> WHAT IS REQUIRED: Check each line of the records for "content"; collect those that have it.

— start of RECORDS PROVIDED —

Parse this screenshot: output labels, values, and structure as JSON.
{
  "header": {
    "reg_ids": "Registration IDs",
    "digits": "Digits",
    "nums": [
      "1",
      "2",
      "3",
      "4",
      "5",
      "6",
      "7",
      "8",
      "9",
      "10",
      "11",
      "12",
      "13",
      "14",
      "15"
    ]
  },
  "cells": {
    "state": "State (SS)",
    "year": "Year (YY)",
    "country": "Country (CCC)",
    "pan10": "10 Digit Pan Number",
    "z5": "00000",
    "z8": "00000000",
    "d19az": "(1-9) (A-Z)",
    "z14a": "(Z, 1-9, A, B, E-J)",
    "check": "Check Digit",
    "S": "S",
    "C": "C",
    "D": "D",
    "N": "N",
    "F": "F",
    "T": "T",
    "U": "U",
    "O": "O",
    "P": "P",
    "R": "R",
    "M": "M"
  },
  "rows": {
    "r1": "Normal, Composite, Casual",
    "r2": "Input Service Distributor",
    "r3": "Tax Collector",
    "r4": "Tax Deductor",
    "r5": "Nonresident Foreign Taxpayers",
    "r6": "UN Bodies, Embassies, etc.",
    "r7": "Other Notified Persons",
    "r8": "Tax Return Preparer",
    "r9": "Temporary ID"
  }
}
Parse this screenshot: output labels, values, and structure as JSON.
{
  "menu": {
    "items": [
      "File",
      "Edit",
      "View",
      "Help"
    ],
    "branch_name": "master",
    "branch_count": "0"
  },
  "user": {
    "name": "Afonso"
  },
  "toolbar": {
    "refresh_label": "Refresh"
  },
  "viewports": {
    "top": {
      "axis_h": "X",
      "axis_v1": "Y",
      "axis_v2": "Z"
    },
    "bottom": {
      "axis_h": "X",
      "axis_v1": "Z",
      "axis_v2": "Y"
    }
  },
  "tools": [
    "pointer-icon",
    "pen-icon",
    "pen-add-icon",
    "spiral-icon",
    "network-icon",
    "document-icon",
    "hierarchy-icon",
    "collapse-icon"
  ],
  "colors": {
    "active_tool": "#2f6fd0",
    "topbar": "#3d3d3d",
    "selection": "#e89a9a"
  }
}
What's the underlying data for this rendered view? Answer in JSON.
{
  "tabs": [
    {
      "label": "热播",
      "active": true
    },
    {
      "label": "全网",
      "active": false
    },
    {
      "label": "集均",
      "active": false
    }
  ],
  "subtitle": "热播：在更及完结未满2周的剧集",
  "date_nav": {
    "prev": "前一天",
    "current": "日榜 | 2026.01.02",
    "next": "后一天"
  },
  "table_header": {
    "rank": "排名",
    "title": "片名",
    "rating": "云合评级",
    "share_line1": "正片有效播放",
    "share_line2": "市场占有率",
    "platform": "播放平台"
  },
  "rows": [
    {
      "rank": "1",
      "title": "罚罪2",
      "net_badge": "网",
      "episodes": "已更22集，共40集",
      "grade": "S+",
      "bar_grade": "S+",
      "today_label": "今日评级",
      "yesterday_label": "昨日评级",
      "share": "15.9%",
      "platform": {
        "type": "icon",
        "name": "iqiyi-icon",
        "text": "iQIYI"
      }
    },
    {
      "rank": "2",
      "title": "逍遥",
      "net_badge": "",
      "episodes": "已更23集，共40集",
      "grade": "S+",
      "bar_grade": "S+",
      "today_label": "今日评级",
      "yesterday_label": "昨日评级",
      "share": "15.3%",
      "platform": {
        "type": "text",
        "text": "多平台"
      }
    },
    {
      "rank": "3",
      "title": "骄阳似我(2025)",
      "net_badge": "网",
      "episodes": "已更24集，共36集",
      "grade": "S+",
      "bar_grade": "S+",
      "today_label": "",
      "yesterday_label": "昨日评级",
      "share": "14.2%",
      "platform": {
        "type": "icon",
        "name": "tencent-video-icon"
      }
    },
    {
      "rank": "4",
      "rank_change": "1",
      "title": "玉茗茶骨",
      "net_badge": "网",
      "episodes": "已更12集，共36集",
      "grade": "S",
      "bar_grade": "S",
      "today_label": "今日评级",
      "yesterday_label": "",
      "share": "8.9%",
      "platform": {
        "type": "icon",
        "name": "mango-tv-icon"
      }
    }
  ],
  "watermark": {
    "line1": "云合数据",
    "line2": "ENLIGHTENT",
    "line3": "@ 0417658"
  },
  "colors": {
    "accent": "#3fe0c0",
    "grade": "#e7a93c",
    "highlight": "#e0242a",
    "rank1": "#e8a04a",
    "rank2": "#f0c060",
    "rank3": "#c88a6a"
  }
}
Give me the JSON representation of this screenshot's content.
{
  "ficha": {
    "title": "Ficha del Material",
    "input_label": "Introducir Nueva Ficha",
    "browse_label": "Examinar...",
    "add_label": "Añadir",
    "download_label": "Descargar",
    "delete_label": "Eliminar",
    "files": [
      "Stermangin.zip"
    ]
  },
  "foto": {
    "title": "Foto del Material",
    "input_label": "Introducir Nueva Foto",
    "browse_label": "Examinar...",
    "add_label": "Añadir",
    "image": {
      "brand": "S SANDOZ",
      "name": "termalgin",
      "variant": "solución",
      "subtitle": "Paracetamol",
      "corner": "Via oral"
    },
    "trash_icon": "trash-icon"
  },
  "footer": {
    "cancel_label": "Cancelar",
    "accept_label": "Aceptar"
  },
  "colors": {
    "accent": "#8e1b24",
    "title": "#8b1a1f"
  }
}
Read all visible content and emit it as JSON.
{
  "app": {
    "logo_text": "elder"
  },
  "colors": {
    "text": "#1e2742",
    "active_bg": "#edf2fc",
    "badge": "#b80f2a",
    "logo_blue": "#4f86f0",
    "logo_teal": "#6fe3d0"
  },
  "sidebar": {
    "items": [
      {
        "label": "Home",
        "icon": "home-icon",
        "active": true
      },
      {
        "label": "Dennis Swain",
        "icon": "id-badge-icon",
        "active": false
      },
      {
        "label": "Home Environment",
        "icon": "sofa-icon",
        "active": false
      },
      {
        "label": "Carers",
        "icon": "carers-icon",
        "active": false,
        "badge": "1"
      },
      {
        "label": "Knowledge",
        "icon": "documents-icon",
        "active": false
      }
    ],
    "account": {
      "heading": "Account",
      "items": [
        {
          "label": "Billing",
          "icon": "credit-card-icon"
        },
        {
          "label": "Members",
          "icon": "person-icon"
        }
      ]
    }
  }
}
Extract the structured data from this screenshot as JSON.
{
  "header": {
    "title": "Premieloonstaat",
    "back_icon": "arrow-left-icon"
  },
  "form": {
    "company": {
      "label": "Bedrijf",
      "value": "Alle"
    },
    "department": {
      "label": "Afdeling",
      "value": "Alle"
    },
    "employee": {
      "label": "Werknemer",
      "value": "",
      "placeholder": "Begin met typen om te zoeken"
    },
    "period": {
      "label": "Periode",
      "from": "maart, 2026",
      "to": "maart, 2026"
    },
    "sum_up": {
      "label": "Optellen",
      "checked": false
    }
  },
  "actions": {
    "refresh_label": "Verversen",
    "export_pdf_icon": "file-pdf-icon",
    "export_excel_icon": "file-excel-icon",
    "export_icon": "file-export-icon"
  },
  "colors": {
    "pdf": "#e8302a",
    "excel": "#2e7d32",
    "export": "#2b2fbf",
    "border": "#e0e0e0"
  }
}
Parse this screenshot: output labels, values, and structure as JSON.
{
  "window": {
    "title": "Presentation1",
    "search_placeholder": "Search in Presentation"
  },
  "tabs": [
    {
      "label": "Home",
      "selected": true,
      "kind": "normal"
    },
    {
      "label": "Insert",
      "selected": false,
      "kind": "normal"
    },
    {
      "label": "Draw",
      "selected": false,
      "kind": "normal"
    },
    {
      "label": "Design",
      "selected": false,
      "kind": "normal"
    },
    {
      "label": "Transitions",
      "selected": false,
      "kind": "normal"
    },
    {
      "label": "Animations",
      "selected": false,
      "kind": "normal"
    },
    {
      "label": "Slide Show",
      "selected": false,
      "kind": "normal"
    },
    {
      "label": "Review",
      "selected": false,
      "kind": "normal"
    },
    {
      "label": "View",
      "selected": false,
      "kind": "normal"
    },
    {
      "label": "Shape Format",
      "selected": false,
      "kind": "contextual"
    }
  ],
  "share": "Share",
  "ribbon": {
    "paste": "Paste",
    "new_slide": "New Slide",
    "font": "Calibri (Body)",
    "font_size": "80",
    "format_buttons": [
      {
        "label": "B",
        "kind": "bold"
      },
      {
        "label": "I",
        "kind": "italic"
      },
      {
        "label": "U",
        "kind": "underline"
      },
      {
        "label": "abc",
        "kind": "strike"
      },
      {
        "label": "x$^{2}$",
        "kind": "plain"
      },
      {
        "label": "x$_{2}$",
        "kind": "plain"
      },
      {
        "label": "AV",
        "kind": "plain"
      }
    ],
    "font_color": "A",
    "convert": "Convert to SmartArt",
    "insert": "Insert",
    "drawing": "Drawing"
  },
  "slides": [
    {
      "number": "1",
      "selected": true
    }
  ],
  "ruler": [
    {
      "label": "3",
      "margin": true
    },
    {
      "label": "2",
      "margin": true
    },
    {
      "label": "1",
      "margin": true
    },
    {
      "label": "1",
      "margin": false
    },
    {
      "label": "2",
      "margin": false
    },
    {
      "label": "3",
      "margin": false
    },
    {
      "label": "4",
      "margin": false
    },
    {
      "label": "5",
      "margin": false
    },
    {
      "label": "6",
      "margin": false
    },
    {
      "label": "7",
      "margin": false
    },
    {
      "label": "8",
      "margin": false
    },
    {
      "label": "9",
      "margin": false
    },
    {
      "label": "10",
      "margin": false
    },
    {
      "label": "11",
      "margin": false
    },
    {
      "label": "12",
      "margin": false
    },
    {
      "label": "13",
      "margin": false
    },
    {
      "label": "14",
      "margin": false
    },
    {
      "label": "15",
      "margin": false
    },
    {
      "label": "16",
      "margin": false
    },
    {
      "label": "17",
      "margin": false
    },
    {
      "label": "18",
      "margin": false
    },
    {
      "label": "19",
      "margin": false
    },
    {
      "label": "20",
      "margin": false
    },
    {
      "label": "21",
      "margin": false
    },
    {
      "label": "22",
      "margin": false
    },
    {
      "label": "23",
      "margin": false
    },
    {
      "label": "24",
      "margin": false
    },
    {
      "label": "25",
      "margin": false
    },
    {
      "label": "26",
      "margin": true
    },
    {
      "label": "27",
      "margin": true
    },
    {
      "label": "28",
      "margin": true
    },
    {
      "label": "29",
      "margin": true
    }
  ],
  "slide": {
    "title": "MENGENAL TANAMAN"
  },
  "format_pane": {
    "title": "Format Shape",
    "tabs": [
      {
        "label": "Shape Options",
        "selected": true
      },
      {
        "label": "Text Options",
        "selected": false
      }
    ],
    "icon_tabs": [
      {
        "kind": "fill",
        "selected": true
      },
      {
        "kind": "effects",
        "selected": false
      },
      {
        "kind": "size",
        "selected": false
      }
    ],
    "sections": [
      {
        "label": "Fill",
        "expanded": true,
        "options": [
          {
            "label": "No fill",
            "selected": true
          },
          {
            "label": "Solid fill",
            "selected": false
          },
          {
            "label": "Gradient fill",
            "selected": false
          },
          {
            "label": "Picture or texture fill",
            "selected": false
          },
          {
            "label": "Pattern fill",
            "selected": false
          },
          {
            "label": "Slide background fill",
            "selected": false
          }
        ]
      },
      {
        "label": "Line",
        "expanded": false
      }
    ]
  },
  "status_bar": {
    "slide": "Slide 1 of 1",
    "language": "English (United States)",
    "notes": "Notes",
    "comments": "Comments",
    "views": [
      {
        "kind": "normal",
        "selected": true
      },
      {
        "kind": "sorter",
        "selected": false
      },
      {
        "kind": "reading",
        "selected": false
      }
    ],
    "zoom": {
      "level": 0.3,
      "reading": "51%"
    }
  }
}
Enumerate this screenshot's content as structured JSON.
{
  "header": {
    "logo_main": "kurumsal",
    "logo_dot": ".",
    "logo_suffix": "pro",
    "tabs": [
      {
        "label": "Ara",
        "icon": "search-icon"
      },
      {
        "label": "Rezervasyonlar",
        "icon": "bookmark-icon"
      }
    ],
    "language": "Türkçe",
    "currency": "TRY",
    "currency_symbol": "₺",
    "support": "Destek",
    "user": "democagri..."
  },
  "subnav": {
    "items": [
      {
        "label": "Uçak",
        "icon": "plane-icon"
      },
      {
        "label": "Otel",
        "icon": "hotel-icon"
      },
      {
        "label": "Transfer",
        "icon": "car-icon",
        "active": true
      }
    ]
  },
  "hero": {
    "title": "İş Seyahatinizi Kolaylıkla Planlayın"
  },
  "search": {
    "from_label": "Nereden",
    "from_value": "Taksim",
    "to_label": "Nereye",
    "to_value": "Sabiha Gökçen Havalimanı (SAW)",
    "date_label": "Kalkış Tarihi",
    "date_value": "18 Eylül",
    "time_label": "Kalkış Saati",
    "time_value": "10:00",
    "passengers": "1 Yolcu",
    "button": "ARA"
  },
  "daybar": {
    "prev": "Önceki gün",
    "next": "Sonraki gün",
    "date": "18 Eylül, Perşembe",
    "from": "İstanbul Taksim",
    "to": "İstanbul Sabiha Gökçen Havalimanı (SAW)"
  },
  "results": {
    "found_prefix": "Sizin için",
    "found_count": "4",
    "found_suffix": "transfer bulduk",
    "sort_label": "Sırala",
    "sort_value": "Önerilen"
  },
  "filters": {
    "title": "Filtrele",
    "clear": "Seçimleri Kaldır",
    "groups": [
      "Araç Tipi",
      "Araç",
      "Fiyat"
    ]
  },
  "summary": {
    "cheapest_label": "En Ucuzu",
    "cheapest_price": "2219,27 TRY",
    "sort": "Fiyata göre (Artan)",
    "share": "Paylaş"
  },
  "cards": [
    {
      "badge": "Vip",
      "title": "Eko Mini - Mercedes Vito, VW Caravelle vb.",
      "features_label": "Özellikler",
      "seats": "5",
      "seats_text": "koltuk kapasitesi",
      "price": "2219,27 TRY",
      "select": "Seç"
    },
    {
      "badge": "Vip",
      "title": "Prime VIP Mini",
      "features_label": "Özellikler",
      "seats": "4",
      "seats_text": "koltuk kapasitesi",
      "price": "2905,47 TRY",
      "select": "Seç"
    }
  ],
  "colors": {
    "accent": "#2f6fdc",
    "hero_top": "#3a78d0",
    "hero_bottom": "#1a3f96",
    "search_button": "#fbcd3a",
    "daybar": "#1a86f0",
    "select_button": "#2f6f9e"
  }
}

— end of RECORDS PROVIDED —

> RESULT FOR THIS EXERCISE:
Give me the JSON representation of this screenshot's content.
Read all visible content and emit it as JSON.
Enumerate this screenshot's content as structured JSON.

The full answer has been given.